===== 节选原文 =====

准备
三台虚拟机上安装银河麒麟V10操作系统,取得root权限
注意:Centos7使用yum,而Kylin使用apt
一个小tip:虚拟机内存给大点,后面部署应用的时候会快很多
记得关闭应用保护,总共3项,不然在以后运行应用的时候会反复弹窗
1.关闭防火墙
# systemctl stop firewalld
# systemctl disable firewalld
我这里提示:
指令不管用,那就直接在桌面上关闭防火墙
2.关闭selinux
# sed -i 's/enforcing/disabled/' /etc/selinux/config # 永久
# setenforce 0 # 临时
3.关闭swap
# swapoff -a # 临时
# sed -ri 's/.*swap.*/#&/' /etc/fstab # 永久
然后输入reboot重启系统,关闭swap分区的指令才能生效
4.将桥接的IPv4流量传递到iptables的链
# cat > /etc/sysctl.d/k8s.conf << EOF
net.bridge.bridge-nf-call-ip6tables = 1
net.bridge.bridge-nf-call-iptables = 1
EOF
# sysctl --system # 生效
5.时间同步
# apt install ntpdate -y
# ntpdate time.windows.com
6.安装Docker
二进制手动安装
# wget https://download.docker.com/linux/static/stable/x86_64/docker-20.10.9.tgz
# tar xf docker-20.10.9.tgz
# chmod +x docker/*
# cp docker/* /usr/bin/
创建一个文本docker.service,输入以下内容
# vim /usr/lib/systemd/system/docker.service
[Unit]
Description=Docker Application Container Engine
Documentation=https://docs.docker.com
After=network-online.target firewalld.service
Wants=network-online.target
[Service]
Type=notify
ExecStart=/usr/bin/dockerd
ExecReload=/bin/kill -s HUP $MAINPID
LimitNOFILE=infinity
LimitNPROC=infinity
TimeoutStartSec=0
Delegate=yes
KillMode=process
Restart=on-failure
StartLimitBurst=3
StartLimitInterval=60s
[Install]
WantedBy=multi-user.target
启动docker
root@master01:/home/xx/桌面# systemctl enable --now docker
Created symlink /etc/systemd/system/multi-user.target.wants/docker.service → /lib/systemd/system/docker.service.

===== 所示材料 =====

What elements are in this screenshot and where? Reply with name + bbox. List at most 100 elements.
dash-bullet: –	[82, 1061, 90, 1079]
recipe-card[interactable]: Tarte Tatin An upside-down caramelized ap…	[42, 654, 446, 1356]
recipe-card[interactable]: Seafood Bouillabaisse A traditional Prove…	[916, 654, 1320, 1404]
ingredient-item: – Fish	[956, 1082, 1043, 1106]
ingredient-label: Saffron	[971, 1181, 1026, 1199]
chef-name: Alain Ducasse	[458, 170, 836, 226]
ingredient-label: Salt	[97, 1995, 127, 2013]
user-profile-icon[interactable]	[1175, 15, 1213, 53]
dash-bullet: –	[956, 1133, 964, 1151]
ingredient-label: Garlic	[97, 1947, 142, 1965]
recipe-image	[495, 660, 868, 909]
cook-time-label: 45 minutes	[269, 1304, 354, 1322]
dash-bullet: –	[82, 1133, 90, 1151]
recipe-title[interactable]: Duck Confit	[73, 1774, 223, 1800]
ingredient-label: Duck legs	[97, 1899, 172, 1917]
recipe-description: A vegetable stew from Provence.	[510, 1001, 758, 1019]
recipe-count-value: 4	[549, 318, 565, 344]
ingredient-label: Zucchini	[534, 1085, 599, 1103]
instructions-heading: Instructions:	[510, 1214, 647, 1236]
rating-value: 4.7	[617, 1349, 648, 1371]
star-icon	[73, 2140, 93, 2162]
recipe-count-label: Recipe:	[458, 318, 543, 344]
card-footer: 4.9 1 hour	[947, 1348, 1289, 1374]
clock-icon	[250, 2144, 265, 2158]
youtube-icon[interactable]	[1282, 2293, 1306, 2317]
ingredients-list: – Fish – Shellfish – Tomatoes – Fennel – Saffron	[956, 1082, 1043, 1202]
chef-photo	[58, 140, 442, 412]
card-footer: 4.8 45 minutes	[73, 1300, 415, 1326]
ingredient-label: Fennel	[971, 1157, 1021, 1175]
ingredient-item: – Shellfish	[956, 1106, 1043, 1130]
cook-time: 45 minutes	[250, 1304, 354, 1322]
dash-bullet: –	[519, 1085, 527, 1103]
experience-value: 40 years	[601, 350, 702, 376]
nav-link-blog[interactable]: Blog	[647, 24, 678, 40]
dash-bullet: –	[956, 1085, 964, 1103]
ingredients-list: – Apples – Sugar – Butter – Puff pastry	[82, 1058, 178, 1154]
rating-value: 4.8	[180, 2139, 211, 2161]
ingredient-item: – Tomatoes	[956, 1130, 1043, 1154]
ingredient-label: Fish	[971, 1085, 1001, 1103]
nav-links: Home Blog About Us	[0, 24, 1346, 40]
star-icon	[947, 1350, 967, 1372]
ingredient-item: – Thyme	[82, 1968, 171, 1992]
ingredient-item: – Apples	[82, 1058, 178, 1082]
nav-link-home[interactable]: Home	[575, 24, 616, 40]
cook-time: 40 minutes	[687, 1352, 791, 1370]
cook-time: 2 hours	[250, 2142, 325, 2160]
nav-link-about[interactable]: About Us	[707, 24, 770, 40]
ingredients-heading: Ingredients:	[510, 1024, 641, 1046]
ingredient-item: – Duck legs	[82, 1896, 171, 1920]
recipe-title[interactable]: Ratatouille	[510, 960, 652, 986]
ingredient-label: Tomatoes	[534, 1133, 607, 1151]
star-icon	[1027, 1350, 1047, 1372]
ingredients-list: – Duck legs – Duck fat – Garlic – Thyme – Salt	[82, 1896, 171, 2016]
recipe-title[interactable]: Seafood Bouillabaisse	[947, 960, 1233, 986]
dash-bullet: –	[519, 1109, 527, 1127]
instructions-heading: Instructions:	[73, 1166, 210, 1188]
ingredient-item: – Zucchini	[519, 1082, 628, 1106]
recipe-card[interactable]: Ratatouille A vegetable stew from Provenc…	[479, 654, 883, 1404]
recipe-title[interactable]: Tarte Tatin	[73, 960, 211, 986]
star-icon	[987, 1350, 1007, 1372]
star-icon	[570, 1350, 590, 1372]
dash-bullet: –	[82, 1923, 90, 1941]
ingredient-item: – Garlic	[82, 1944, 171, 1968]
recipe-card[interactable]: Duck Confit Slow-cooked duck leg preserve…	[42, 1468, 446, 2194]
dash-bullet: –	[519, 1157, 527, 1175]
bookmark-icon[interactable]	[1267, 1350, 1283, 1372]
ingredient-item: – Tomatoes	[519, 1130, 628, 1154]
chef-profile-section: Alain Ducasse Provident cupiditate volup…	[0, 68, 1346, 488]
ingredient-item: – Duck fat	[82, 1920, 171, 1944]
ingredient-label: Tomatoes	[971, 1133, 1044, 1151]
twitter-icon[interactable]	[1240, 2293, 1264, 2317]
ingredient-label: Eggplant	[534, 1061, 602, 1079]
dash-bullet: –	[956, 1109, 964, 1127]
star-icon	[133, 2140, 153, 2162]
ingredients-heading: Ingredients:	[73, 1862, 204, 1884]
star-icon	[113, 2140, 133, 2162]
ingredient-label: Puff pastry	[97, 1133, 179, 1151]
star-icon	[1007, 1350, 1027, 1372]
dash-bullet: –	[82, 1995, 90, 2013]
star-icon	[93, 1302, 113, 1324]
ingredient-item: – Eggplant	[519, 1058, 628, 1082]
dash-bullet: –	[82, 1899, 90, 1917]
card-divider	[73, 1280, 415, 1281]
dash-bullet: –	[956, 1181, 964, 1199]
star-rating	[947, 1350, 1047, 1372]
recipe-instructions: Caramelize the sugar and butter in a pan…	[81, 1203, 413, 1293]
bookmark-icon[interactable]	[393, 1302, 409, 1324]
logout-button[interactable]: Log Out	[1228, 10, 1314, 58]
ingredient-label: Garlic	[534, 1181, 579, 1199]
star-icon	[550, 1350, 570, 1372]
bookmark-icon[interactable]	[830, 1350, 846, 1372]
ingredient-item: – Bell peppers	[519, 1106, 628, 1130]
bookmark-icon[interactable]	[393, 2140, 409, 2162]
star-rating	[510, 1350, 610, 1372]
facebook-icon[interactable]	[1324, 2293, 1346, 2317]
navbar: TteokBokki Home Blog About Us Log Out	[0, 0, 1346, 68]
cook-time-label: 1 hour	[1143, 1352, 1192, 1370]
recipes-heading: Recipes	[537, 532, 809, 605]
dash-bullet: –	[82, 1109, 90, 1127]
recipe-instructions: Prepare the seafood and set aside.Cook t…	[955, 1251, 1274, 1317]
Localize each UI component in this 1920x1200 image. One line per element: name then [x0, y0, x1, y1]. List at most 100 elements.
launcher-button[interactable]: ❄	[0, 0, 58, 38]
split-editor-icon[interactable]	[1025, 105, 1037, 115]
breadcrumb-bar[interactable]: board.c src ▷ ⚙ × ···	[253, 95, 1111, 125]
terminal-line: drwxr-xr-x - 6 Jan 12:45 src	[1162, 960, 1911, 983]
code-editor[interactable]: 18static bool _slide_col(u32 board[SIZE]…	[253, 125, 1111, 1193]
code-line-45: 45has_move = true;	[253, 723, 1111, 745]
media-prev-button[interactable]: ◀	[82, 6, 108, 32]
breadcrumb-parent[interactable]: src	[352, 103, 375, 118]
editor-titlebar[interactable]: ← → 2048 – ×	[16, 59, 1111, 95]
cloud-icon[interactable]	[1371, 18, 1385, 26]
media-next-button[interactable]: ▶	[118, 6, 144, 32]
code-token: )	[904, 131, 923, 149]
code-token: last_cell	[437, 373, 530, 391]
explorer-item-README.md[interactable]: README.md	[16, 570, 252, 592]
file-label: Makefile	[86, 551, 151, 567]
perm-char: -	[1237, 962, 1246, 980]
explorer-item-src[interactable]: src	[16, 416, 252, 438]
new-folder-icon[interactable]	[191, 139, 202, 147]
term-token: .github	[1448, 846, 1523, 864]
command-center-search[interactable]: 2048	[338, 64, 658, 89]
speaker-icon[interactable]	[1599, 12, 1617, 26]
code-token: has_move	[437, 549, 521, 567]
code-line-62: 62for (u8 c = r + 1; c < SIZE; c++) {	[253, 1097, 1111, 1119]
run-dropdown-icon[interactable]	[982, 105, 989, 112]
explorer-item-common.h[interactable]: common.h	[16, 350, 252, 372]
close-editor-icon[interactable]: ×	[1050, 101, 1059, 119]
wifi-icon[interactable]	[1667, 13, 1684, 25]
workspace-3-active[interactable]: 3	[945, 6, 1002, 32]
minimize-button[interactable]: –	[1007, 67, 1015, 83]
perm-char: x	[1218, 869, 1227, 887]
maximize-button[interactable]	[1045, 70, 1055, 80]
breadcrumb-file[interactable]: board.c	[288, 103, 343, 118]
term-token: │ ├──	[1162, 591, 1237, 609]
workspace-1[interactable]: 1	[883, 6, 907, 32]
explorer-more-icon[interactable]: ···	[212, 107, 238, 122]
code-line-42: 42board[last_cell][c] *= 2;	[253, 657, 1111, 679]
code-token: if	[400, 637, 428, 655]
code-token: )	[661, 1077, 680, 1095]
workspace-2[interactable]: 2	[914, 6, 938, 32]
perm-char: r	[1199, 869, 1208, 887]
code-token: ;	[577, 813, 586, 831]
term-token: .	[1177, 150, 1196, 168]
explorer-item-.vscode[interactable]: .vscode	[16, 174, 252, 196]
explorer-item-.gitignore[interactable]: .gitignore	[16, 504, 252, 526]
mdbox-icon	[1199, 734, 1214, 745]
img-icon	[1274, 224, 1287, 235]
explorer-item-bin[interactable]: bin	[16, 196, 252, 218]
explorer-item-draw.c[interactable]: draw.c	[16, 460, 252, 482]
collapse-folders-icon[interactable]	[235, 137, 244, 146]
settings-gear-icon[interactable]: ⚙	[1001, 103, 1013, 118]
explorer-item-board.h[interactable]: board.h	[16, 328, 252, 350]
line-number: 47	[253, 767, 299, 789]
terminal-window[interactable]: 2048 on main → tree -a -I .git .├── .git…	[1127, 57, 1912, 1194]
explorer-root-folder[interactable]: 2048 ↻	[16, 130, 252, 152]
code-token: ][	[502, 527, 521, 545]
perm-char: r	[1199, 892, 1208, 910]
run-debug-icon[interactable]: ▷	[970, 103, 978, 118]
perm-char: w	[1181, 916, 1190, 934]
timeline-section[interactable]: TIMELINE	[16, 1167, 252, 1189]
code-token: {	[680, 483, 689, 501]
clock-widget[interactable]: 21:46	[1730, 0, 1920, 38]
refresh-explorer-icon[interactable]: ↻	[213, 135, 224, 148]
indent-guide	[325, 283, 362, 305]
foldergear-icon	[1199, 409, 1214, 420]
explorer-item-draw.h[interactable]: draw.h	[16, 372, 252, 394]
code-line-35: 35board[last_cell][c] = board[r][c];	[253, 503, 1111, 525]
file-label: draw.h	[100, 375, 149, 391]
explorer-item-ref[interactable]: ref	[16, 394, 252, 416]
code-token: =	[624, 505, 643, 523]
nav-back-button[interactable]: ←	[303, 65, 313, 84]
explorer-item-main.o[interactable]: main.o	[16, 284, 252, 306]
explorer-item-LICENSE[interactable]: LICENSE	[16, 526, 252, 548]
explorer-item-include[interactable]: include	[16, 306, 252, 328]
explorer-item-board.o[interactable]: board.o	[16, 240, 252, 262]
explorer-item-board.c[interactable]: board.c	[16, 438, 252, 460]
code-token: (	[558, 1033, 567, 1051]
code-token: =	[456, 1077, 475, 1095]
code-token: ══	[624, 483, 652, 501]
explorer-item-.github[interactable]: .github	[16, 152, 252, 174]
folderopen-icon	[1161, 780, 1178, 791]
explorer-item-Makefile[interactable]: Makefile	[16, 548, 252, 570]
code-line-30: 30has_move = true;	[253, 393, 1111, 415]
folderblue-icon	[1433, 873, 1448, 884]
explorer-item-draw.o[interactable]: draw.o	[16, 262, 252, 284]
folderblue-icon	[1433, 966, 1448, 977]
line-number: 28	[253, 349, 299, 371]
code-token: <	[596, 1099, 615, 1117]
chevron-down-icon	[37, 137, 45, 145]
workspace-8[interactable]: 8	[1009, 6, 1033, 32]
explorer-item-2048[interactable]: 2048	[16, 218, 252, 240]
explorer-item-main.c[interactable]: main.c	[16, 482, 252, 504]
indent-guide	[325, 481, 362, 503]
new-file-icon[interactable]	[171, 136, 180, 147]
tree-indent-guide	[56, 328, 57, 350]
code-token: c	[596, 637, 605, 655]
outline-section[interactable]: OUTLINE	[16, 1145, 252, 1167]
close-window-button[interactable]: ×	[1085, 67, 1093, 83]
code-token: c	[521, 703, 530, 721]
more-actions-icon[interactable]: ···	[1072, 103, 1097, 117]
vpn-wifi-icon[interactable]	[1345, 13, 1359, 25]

=====

» 练习目标:
请接续这篇在银河麒麟V10虚拟机上做部署准备并安装Docker的教程,从最后一行之后往下写。

» 你的回答:
root@master01:/home/xx/桌面# docker --version
Docker version 20.10.9, build c2ea9bc
设置开机启动
# systemctl enable docker
7. 配置Docker
打开
# vi /etc/docker/daemon.json
修改为:
"registry-mirrors": [
"https://dockerhub.azk8s.cn",
"https://reg-mirror.qiniu.com",
"https://quay-mirror.qiniu.com",
"https://b9pmyelo.mirror.aliyuncs.com"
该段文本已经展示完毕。